━━━ INPUT FOR THIS TASK ━━━

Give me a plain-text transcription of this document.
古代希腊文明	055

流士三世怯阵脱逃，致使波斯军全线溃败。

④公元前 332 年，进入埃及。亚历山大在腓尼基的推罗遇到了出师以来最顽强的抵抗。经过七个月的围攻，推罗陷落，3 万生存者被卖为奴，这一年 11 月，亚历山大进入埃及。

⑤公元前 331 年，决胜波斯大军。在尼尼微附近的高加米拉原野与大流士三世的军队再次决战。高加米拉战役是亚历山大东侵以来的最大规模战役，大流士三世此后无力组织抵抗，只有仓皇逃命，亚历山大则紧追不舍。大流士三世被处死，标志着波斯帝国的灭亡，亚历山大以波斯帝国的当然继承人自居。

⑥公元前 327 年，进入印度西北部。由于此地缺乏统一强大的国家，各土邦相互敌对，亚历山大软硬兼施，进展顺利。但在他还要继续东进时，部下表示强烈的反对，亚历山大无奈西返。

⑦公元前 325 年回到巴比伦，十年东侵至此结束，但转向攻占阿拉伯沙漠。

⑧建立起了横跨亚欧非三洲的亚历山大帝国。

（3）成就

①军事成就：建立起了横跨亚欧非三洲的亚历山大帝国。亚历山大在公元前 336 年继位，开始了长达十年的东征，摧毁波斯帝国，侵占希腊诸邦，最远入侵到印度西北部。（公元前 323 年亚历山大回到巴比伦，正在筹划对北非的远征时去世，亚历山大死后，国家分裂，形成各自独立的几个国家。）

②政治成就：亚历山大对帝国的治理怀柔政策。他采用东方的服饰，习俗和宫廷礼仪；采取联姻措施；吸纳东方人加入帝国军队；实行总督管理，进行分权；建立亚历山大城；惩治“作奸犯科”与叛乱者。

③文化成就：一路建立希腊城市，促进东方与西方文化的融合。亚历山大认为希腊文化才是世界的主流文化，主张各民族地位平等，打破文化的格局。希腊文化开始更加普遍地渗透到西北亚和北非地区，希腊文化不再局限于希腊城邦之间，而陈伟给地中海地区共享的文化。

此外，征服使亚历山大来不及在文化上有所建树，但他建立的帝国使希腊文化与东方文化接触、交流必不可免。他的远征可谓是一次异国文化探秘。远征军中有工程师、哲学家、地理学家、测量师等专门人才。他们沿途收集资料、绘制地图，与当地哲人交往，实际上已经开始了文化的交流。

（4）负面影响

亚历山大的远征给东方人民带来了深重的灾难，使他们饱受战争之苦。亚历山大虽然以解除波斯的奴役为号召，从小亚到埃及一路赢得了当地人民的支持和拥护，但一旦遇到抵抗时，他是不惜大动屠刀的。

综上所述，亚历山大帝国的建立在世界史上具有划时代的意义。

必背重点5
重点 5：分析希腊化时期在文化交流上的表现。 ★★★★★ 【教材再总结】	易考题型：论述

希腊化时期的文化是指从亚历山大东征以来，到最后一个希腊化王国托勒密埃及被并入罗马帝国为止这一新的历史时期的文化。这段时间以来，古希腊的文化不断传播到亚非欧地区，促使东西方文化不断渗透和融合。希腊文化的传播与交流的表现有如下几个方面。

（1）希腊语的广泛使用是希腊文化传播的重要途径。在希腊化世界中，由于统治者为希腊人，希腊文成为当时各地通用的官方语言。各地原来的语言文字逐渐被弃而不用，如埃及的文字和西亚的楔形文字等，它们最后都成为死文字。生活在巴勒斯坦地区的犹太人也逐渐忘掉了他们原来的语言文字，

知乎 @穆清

━━━

## TASK
Using the data above, reproduce every line exactly.

## CORRECT RESULT
Give me a plain-text transcription of this document.
古代希腊文明	055

流士三世怯阵脱逃，致使波斯军全线溃败。

④公元前 332 年，进入埃及。亚历山大在腓尼基的推罗遇到了出师以来最顽强的抵抗。经过七个月的围攻，推罗陷落，3 万生存者被卖为奴，这一年 11 月，亚历山大进入埃及。

⑤公元前 331 年，决胜波斯大军。在尼尼微附近的高加米拉原野与大流士三世的军队再次决战。高加米拉战役是亚历山大东侵以来的最大规模战役，大流士三世此后无力组织抵抗，只有仓皇逃命，亚历山大则紧追不舍。大流士三世被处死，标志着波斯帝国的灭亡，亚历山大以波斯帝国的当然继承人自居。

⑥公元前 327 年，进入印度西北部。由于此地缺乏统一强大的国家，各土邦相互敌对，亚历山大软硬兼施，进展顺利。但在他还要继续东进时，部下表示强烈的反对，亚历山大无奈西返。

⑦公元前 325 年回到巴比伦，十年东侵至此结束，但转向攻占阿拉伯沙漠。

⑧建立起了横跨亚欧非三洲的亚历山大帝国。

（3）成就

①军事成就：建立起了横跨亚欧非三洲的亚历山大帝国。亚历山大在公元前 336 年继位，开始了长达十年的东征，摧毁波斯帝国，侵占希腊诸邦，最远入侵到印度西北部。（公元前 323 年亚历山大回到巴比伦，正在筹划对北非的远征时去世，亚历山大死后，国家分裂，形成各自独立的几个国家。）

②政治成就：亚历山大对帝国的治理怀柔政策。他采用东方的服饰，习俗和宫廷礼仪；采取联姻措施；吸纳东方人加入帝国军队；实行总督管理，进行分权；建立亚历山大城；惩治“作奸犯科”与叛乱者。

③文化成就：一路建立希腊城市，促进东方与西方文化的融合。亚历山大认为希腊文化才是世界的主流文化，主张各民族地位平等，打破文化的格局。希腊文化开始更加普遍地渗透到西北亚和北非地区，希腊文化不再局限于希腊城邦之间，而陈伟给地中海地区共享的文化。

此外，征服使亚历山大来不及在文化上有所建树，但他建立的帝国使希腊文化与东方文化接触、交流必不可免。他的远征可谓是一次异国文化探秘。远征军中有工程师、哲学家、地理学家、测量师等专门人才。他们沿途收集资料、绘制地图，与当地哲人交往，实际上已经开始了文化的交流。

（4）负面影响

亚历山大的远征给东方人民带来了深重的灾难，使他们饱受战争之苦。亚历山大虽然以解除波斯的奴役为号召，从小亚到埃及一路赢得了当地人民的支持和拥护，但一旦遇到抵抗时，他是不惜大动屠刀的。

综上所述，亚历山大帝国的建立在世界史上具有划时代的意义。

必背重点5
重点 5：分析希腊化时期在文化交流上的表现。 ★★★★★ 【教材再总结】	易考题型：论述

希腊化时期的文化是指从亚历山大东征以来，到最后一个希腊化王国托勒密埃及被并入罗马帝国为止这一新的历史时期的文化。这段时间以来，古希腊的文化不断传播到亚非欧地区，促使东西方文化不断渗透和融合。希腊文化的传播与交流的表现有如下几个方面。

（1）希腊语的广泛使用是希腊文化传播的重要途径。在希腊化世界中，由于统治者为希腊人，希腊文成为当时各地通用的官方语言。各地原来的语言文字逐渐被弃而不用，如埃及的文字和西亚的楔形文字等，它们最后都成为死文字。生活在巴勒斯坦地区的犹太人也逐渐忘掉了他们原来的语言文字，

知乎 @穆清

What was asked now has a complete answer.